§ **AIM**: Copy each line that has the string "MENDEZ" somewhere in it.

§ **ENTRIES**:
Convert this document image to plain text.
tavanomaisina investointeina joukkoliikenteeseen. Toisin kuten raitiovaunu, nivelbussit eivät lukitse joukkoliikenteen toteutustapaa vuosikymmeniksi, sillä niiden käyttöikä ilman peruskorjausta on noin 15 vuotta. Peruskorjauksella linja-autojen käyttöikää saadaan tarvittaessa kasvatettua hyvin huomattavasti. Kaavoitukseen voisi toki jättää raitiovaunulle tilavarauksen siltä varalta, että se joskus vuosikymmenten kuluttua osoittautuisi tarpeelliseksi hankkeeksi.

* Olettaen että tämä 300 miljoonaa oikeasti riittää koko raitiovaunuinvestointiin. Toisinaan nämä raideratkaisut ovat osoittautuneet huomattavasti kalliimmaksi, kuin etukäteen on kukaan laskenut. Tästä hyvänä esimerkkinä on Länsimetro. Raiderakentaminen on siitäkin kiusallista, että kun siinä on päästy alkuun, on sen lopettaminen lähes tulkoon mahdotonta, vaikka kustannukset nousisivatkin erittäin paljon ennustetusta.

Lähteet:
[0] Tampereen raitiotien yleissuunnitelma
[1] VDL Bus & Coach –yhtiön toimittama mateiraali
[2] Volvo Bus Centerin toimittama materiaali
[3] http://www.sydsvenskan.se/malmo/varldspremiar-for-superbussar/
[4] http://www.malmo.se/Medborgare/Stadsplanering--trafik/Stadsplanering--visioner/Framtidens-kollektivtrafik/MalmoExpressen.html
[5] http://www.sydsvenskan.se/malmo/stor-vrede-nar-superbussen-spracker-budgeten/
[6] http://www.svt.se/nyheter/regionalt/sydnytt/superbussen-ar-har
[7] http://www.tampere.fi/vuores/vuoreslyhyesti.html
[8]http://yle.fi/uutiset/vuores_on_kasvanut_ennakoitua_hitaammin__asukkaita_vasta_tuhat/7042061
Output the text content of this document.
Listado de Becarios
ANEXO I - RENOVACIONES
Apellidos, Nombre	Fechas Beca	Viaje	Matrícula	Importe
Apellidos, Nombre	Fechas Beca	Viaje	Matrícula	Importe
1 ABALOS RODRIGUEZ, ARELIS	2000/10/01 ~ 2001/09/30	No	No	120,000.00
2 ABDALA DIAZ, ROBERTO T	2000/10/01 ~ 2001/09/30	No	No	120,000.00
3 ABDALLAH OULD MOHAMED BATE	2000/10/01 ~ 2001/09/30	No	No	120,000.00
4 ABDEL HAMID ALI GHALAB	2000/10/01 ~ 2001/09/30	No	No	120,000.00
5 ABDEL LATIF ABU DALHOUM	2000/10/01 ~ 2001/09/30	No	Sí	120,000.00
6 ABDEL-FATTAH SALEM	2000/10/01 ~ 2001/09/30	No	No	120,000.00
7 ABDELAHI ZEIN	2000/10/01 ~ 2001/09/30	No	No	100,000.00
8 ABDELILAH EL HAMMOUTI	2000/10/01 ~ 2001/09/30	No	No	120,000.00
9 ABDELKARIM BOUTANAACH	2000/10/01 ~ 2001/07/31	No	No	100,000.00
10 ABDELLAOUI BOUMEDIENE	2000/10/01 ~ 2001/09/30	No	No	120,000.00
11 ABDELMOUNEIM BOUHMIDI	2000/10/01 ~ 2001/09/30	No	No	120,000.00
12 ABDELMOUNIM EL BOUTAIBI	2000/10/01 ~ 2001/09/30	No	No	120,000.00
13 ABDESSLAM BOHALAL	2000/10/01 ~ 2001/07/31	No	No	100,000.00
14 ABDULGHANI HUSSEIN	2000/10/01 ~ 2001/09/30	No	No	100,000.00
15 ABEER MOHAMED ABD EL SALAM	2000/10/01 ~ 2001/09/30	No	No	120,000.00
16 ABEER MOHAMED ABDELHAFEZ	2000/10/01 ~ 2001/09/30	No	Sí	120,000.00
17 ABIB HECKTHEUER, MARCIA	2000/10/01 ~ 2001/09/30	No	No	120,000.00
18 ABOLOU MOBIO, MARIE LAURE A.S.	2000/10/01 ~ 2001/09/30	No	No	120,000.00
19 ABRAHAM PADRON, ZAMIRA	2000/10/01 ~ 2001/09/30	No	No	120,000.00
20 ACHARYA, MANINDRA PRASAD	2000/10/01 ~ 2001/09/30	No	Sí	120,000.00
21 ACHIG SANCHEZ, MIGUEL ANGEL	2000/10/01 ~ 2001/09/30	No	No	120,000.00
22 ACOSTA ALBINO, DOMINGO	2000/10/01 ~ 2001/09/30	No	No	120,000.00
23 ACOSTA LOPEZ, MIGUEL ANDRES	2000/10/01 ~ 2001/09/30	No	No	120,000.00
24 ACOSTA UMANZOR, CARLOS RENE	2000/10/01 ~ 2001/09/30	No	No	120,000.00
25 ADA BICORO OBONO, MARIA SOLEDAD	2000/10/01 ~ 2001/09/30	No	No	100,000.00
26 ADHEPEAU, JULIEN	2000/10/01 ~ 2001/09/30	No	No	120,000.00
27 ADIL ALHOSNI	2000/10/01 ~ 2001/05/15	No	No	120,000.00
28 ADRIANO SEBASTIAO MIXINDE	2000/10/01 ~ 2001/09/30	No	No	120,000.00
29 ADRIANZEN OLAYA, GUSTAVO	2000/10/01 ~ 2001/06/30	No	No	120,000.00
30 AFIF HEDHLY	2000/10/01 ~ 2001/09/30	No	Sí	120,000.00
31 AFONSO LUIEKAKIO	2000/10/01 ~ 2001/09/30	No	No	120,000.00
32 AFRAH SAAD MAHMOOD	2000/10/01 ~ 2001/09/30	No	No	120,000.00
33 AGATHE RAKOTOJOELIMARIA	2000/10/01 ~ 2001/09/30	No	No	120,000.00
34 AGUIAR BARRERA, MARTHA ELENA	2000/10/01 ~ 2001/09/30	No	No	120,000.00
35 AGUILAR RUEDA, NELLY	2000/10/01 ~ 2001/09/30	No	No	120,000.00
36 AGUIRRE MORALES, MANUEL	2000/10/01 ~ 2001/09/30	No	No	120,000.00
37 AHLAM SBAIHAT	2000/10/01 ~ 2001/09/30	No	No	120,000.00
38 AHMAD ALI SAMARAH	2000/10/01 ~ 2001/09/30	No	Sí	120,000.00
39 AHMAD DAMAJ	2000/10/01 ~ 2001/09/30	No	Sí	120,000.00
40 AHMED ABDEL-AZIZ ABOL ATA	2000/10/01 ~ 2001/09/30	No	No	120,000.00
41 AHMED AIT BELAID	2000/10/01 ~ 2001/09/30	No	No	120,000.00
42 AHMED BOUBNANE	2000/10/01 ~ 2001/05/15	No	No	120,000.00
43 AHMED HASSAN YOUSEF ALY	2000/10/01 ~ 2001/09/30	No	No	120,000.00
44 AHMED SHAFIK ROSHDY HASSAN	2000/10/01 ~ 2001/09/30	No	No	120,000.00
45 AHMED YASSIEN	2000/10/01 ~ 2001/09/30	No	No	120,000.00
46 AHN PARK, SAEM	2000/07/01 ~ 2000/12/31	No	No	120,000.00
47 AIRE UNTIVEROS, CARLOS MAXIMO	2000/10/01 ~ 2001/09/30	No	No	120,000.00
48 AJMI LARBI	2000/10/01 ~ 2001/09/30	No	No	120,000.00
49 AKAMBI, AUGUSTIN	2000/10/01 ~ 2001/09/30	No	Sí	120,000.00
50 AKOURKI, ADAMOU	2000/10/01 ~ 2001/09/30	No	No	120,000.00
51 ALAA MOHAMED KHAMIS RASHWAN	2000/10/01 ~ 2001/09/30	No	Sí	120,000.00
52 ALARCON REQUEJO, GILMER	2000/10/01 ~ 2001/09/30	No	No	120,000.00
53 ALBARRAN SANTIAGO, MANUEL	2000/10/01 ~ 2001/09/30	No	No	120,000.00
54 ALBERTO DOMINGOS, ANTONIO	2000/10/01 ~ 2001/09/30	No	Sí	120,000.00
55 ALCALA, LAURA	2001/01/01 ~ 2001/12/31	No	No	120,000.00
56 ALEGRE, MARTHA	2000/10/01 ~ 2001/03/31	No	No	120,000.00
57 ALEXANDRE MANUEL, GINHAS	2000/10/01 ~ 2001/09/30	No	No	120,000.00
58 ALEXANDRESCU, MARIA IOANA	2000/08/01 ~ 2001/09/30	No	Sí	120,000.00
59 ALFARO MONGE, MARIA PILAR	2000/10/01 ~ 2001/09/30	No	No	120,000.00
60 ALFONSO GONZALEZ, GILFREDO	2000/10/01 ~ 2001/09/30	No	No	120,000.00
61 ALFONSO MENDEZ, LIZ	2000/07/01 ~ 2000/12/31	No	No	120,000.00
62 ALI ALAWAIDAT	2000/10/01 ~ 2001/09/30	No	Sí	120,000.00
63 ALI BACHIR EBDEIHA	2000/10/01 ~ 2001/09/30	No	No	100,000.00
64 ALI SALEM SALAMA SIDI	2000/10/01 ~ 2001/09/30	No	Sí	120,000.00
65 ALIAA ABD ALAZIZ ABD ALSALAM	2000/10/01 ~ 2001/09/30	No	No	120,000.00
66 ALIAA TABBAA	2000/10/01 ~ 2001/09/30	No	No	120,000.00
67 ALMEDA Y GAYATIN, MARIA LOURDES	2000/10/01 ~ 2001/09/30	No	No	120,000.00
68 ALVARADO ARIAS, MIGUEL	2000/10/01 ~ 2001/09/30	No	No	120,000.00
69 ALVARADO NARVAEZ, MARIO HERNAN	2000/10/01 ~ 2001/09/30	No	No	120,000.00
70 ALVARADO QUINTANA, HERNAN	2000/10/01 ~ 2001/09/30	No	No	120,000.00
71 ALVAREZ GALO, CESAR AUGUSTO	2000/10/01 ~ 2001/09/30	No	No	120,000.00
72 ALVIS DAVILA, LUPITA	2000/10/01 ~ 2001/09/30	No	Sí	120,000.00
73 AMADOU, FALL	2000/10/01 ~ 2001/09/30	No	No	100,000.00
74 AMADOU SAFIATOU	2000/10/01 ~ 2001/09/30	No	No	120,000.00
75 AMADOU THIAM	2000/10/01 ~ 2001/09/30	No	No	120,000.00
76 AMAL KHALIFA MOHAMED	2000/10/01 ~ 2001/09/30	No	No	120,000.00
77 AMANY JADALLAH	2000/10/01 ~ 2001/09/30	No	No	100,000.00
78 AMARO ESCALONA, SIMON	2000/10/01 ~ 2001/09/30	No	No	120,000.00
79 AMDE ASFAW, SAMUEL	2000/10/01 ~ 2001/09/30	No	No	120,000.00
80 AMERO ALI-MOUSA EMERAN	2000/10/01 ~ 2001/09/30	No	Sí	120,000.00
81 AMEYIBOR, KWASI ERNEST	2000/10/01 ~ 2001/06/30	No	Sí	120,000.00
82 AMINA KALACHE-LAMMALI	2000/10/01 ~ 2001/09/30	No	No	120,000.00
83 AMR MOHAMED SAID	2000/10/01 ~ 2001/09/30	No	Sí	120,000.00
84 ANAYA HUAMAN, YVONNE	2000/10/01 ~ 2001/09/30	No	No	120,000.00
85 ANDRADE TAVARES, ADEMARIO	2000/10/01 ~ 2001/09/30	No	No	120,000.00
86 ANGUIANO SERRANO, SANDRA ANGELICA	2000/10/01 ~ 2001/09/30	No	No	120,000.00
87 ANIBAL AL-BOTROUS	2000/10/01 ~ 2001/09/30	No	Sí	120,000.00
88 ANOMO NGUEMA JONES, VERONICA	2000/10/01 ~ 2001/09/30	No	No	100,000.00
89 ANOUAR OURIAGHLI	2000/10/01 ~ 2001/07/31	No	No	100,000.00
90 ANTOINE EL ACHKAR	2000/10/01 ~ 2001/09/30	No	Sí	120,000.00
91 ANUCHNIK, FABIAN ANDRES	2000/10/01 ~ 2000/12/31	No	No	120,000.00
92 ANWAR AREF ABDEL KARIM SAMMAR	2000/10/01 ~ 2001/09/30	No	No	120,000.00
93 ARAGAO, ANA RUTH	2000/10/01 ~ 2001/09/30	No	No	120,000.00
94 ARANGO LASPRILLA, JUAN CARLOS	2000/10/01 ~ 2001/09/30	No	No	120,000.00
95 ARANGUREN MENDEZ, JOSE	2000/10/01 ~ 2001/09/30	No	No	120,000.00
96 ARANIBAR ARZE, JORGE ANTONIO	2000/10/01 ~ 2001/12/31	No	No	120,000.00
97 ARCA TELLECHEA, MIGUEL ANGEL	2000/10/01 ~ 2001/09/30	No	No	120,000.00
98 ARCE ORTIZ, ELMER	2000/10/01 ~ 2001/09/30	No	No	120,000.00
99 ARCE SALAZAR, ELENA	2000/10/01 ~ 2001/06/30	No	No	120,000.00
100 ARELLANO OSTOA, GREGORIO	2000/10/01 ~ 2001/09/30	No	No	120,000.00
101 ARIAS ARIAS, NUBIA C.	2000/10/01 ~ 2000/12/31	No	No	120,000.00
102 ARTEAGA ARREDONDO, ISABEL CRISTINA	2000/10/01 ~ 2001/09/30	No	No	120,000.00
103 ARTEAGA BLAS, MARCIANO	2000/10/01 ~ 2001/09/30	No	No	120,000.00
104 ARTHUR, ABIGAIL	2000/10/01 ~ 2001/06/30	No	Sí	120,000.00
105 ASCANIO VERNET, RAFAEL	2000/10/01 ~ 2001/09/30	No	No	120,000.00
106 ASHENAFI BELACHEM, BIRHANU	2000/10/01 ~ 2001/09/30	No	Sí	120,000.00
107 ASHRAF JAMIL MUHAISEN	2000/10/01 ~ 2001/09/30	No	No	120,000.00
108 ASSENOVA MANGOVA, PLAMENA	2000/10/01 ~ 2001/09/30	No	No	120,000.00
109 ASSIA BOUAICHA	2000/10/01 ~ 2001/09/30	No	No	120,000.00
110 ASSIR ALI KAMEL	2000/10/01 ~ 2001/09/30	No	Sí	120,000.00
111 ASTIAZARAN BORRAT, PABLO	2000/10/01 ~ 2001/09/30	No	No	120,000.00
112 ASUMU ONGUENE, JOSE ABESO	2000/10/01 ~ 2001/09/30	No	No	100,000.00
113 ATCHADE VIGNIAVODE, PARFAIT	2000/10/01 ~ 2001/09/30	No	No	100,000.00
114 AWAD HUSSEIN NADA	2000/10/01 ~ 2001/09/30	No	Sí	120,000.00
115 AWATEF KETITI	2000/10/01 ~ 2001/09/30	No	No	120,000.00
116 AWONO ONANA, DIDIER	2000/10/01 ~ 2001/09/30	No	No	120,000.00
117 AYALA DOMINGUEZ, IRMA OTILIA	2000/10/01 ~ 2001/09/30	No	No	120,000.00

§ **FULL ANSWER**:
61 ALFONSO MENDEZ, LIZ	2000/07/01 ~ 2000/12/31	No	No	120,000.00
95 ARANGUREN MENDEZ, JOSE	2000/10/01 ~ 2001/09/30	No	No	120,000.00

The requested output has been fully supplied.